◆ STATED GOAL ◆
Return the count of lines that hold the string "triangle", with no other words.
------------------------------------
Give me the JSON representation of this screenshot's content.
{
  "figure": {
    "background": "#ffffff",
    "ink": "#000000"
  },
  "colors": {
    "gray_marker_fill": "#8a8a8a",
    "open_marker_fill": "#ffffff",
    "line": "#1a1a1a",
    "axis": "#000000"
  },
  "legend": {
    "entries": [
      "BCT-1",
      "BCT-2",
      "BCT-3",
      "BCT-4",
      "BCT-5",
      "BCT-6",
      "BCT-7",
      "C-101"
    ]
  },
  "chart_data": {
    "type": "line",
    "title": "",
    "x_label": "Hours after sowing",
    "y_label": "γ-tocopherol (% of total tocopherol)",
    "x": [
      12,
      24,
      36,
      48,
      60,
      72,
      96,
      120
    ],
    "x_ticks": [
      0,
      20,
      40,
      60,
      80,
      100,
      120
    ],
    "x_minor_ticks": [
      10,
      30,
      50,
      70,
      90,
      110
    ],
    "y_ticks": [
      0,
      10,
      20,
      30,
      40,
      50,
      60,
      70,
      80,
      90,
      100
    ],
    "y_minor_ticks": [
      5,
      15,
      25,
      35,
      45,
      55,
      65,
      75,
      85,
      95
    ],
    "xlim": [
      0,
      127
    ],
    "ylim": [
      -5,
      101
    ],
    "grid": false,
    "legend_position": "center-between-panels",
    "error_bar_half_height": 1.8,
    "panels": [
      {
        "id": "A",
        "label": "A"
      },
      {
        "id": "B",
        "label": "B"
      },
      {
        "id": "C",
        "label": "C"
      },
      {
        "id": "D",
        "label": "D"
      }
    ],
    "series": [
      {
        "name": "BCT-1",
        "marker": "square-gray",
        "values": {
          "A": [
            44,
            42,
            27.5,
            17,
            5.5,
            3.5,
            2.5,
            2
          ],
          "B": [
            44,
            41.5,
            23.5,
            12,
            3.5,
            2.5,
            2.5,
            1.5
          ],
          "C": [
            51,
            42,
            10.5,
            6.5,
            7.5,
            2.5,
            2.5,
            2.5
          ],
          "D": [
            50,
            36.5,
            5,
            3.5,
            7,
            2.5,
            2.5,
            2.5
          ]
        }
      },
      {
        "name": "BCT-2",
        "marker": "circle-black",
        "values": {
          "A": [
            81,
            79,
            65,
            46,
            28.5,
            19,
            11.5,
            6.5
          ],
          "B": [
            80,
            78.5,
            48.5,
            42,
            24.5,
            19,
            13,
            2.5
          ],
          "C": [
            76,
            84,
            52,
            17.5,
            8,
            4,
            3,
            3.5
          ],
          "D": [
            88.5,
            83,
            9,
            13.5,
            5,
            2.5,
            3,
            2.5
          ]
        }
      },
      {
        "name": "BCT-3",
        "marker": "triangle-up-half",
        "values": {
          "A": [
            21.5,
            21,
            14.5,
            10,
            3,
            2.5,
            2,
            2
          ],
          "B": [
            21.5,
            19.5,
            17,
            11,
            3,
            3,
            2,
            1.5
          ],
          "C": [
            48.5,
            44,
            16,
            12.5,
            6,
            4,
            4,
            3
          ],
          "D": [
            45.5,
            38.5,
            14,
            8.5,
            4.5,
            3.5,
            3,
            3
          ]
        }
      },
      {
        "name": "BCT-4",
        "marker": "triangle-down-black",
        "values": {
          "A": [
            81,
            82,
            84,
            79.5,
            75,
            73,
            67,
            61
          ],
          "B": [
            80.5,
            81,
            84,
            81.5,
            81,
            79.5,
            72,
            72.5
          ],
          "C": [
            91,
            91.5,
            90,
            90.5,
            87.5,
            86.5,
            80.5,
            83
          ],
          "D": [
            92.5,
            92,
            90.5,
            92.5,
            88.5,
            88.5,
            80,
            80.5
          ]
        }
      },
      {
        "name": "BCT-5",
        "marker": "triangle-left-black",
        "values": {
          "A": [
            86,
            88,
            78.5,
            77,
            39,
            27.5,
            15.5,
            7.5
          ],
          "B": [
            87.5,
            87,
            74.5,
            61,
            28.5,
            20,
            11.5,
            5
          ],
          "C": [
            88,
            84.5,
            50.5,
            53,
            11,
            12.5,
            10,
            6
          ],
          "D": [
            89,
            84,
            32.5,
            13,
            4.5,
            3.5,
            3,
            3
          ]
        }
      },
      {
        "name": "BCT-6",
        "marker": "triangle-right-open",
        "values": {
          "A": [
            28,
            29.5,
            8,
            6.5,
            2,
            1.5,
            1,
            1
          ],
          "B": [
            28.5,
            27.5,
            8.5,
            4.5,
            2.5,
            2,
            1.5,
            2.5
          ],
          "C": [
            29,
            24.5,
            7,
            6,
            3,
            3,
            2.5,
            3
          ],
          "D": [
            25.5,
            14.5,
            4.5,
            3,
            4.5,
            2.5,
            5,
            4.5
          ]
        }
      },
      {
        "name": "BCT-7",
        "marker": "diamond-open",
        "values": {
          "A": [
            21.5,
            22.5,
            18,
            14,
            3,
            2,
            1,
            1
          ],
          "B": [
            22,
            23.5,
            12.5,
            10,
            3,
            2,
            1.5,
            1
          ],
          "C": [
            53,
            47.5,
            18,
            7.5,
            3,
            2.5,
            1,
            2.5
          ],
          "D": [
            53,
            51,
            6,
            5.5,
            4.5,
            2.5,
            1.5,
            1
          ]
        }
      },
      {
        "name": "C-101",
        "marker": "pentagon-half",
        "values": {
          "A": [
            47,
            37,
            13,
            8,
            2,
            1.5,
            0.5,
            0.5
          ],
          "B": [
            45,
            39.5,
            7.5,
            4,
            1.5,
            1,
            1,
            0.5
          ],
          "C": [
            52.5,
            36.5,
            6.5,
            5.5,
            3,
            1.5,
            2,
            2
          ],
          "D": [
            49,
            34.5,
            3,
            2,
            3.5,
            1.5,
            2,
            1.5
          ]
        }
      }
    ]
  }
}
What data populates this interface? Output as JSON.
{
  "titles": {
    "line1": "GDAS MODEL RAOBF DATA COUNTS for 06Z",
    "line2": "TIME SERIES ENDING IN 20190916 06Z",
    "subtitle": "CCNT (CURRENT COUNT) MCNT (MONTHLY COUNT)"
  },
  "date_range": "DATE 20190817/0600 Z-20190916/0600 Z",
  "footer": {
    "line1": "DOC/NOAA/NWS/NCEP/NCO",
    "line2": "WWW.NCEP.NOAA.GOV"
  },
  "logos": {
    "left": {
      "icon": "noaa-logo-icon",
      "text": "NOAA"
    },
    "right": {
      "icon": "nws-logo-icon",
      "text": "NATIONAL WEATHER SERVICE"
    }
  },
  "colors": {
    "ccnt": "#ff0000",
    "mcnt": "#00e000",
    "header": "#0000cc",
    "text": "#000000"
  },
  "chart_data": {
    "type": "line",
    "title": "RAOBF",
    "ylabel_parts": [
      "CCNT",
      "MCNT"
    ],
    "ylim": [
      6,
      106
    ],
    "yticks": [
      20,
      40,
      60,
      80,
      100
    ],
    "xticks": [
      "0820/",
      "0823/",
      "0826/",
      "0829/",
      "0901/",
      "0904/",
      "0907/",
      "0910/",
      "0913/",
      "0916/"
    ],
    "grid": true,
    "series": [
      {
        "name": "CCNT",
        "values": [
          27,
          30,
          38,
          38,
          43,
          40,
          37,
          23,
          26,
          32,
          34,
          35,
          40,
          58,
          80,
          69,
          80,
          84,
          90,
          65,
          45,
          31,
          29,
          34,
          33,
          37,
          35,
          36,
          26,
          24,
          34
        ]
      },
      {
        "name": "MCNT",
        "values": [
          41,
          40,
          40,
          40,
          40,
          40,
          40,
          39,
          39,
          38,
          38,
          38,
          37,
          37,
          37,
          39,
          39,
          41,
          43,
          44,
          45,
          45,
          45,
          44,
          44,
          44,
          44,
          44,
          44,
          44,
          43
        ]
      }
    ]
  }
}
------------------------------------
◆ THE SOLUTION ◆
4